## Exercise task
Go through the entries and count the lines with the string "name" in them. Give only that number.

## Data for processing
━━━━━━━━━━━━━━━━━━━━━━━━━━━━━━

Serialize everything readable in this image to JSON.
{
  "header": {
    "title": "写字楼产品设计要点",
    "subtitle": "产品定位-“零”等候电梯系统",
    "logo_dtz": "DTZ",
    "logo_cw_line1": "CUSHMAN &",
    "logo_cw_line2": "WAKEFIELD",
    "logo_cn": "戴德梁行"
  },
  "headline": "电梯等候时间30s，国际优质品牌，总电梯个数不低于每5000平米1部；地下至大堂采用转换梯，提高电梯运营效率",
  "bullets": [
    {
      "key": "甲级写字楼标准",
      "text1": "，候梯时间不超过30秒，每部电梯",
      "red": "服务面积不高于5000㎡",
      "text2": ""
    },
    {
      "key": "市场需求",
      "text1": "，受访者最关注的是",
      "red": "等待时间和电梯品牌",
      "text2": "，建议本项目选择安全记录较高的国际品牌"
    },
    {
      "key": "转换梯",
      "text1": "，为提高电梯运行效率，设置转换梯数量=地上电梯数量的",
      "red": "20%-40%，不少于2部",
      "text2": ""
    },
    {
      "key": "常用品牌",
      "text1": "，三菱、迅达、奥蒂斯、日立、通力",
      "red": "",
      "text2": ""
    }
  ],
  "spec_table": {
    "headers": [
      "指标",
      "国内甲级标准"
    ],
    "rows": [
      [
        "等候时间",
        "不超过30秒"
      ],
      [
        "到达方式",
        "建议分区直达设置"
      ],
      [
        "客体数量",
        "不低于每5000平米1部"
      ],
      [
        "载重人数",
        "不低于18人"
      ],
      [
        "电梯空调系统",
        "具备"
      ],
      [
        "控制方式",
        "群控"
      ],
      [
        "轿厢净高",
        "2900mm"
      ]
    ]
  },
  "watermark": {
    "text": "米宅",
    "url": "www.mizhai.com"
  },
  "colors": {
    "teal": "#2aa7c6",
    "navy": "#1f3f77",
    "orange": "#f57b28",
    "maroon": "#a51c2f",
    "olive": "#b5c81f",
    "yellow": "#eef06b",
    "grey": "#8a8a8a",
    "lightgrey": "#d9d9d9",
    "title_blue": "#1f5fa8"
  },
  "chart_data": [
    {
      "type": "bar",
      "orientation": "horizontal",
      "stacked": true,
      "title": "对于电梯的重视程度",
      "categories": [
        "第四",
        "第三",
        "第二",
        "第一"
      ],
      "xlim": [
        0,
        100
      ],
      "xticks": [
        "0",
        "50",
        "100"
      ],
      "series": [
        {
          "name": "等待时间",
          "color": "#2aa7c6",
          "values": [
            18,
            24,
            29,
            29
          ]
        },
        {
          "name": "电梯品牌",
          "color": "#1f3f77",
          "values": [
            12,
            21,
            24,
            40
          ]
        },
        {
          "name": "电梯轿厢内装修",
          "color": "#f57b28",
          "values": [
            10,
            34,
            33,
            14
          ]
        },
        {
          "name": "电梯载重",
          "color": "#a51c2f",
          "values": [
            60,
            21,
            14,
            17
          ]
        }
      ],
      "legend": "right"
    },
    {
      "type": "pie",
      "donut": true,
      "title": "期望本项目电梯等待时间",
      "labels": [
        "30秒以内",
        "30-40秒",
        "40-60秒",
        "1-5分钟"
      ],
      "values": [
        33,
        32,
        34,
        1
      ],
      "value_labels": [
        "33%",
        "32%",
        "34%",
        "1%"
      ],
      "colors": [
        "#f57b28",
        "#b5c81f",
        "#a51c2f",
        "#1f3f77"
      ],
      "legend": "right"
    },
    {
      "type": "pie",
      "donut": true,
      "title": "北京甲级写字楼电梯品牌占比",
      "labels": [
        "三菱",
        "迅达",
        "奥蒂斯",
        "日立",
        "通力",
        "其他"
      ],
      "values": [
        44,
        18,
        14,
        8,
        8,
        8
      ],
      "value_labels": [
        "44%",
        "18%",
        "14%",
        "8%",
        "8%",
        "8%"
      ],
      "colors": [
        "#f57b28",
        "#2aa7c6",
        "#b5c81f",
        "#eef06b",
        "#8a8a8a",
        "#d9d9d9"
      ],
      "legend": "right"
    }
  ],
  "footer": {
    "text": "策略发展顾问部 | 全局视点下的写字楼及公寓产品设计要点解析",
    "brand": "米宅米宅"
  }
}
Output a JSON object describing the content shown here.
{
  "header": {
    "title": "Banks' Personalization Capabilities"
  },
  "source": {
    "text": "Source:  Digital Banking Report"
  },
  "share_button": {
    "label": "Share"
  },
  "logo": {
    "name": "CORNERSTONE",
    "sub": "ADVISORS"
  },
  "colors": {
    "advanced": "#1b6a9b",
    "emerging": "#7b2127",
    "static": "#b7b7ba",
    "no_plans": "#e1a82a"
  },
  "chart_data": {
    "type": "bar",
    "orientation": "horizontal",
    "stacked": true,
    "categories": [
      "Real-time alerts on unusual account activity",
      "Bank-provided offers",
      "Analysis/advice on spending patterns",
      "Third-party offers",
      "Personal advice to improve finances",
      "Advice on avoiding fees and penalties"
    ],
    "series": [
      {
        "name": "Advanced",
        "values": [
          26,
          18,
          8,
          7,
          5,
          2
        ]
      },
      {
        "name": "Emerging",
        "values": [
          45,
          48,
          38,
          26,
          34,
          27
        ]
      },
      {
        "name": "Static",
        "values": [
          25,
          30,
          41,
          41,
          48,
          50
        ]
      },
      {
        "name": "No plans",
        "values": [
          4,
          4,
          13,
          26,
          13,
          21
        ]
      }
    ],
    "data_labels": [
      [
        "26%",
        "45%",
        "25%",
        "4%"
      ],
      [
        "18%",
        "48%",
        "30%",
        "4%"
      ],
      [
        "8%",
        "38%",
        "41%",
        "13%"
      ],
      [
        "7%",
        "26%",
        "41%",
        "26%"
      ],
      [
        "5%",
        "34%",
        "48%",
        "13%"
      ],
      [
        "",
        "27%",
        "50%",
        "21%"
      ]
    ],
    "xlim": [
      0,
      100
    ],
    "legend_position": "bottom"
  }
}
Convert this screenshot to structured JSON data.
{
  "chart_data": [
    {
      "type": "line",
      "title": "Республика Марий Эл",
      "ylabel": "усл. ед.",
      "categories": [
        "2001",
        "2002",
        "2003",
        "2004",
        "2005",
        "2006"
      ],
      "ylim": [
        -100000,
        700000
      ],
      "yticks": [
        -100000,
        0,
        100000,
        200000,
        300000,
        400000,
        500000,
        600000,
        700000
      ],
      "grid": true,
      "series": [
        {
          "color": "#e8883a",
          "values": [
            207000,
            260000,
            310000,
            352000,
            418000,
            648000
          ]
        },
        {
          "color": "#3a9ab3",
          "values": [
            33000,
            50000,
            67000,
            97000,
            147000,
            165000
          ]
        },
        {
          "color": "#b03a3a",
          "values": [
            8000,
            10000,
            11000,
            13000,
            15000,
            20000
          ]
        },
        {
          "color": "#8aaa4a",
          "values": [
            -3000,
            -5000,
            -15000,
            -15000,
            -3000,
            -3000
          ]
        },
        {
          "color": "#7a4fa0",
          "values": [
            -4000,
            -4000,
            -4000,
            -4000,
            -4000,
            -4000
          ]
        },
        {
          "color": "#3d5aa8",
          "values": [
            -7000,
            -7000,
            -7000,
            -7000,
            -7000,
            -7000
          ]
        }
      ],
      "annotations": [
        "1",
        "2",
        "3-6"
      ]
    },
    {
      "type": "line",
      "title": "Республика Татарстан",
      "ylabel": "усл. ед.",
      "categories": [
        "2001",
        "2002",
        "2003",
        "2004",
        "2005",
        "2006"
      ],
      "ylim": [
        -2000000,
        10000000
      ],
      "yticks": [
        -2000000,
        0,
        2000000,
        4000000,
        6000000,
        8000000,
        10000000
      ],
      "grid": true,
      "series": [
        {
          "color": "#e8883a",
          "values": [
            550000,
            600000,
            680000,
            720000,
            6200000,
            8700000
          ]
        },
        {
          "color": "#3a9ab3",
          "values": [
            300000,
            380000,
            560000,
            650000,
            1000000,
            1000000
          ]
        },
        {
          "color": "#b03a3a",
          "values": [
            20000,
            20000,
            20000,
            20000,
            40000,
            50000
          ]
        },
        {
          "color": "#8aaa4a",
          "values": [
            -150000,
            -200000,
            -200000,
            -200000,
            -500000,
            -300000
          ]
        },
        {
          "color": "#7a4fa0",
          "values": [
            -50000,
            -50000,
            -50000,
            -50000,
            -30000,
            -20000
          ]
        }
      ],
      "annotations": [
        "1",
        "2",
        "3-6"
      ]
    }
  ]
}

━━━━━━━━━━━━━━━━━━━━━━━━━━━━━━

## Response
9